The number of Americans killed, wounded, missing, or captured since June 6 topped 134,000; casualties among the British, Canadians, and Poles totaled 91,000. In half a million sorties flown during the summer, more than four thousand planes were lost, evenly divided between the RAF and the AAF. Some units had been eviscerated. The 82nd Airborne had given battle in Normandy with four regimental and sixteen battalion commanders, as well as several spare senior officers; of these, fifteen were killed, wounded, or captured. Normandy paid a fell price for her freedom: by one tally, of 3,400 Norman villages and towns, 586 required complete reconstruction. Throughout France, 24,000 FFI fighters would ultimately be slain or executed by the Germans; the 600,000 tons of Allied bombs dropped on occupied France—the weight of sixty-four Eiffel Towers—would be blamed for between 50,000 and 67,000 French deaths.
Most prominent among the German dead was Erwin Rommel, albeit his was a death delayed. For two months he recuperated from the strafing attack at home in Herrlingen, reminiscing about Africa and fingering his marshal’s baton. Insomnia, headaches, and his injured left eye troubled him; merely lifting the eyelid proved difficult. Despite an unctuous letter to Hitler—“Just one thought possessed me constantly, to fight and win for your new Germany”—he was implicated in the July 20 assassination plot as a man who had known too much for his own good.

** TASK REQUIREMENTS **
A. According to the war-losses passage, how many of Normandy's 3,400 villages and towns required complete reconstruction?
B. Print everything in the war-losses passage from "Most prominent among" down to "his own good.".
C. Carry the war-losses passage forward with the next part, picking up right after its last sentence.

[Excerpts from a layout annotation set]
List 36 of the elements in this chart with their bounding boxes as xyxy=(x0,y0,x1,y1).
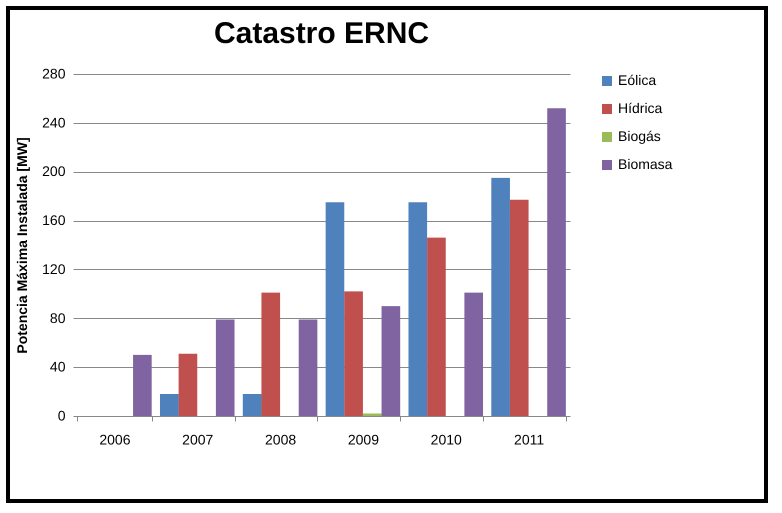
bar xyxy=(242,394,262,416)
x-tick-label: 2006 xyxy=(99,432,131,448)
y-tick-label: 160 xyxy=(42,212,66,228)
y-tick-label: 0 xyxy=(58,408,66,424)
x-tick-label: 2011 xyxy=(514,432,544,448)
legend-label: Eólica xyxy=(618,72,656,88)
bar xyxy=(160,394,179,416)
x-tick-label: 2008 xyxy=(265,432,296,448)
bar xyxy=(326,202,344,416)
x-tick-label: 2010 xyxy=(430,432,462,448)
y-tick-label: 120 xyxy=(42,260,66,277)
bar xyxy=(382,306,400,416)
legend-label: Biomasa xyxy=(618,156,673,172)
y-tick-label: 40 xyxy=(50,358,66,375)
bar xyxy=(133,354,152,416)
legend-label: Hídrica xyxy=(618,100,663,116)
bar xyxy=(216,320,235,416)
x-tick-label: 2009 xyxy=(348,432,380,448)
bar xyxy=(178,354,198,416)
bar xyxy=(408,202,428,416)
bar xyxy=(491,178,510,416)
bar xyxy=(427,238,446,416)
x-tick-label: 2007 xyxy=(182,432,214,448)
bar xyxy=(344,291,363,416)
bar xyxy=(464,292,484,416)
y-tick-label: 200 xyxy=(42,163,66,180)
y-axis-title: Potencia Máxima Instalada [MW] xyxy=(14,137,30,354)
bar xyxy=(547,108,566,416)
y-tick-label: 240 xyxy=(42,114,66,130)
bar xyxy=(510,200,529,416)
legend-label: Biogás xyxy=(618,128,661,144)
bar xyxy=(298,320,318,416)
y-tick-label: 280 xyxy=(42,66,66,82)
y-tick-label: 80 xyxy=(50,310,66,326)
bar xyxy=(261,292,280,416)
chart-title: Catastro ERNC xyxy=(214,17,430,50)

** EXERCISE RESPONSES **
A. 586 of them required complete reconstruction.

B.
Most prominent among the German dead was Erwin Rommel, albeit his was a death delayed. For two months he recuperated from the strafing attack at home in Herrlingen, reminiscing about Africa and fingering his marshal’s baton. Insomnia, headaches, and his injured left eye troubled him; merely lifting the eyelid proved difficult. Despite an unctuous letter to Hitler—“Just one thought possessed me constantly, to fight and win for your new Germany”—he was implicated in the July 20 assassination plot as a man who had known too much for his own good.

C.
The killers would come to Herrlingen in a green car with Berlin plates on October 14. After a brief private meeting with them in his study, Rommel told his son, “I shall be dead in a quarter of an hour.… Hitler is charging me with high treason.” Dressed in an open-collar Africa tunic, he emptied his wallet, petted the family dachshund, and climbed into the rear seat of the car with his marshal’s baton under his left arm. To spare his family he swallowed cyanide, permitting the regime to claim he had died of his injuries. Hitler, who sent a six-foot floral wreath even before Rommel’s death was confirmed, said of the news, “Yet another of the old ones.” In a funeral oration at the Ulm town hall, Rundstedt would declare, “A pitiless destiny has snatched him from us. His heart belonged to the Führer.” That was another lie: not his heart, but certainly his soul.
Among the Allied casualties was Ernie Pyle. “If I ever was brave, I ain’t any more,” he wrote a friend. “I’m so indifferent to everything I don’t even give a damn that I’m in Paris.” The war had become “a flat, black depression without highlights, a revulsion of the mind and an exhaustion of the spirit.” In a final column from Europe, he told his readers, “I have had all I can take for a while. I’ve been twenty-nine months overseas since this war started; have written around seven hundred thousand words about it.… The hurt has finally become too great.” Arriving at Bradley’s headquarters on September 2—“worn out, thin, and badly in need of a shave,” one officer reported—he said goodbye, then sailed home on the Queen Elizabeth, her decks crowded with other wounded. “I feel like I’m running out,” he confessed to another writer. Eight months later, while covering the Pacific war, he would be killed by a Japanese bullet in the head.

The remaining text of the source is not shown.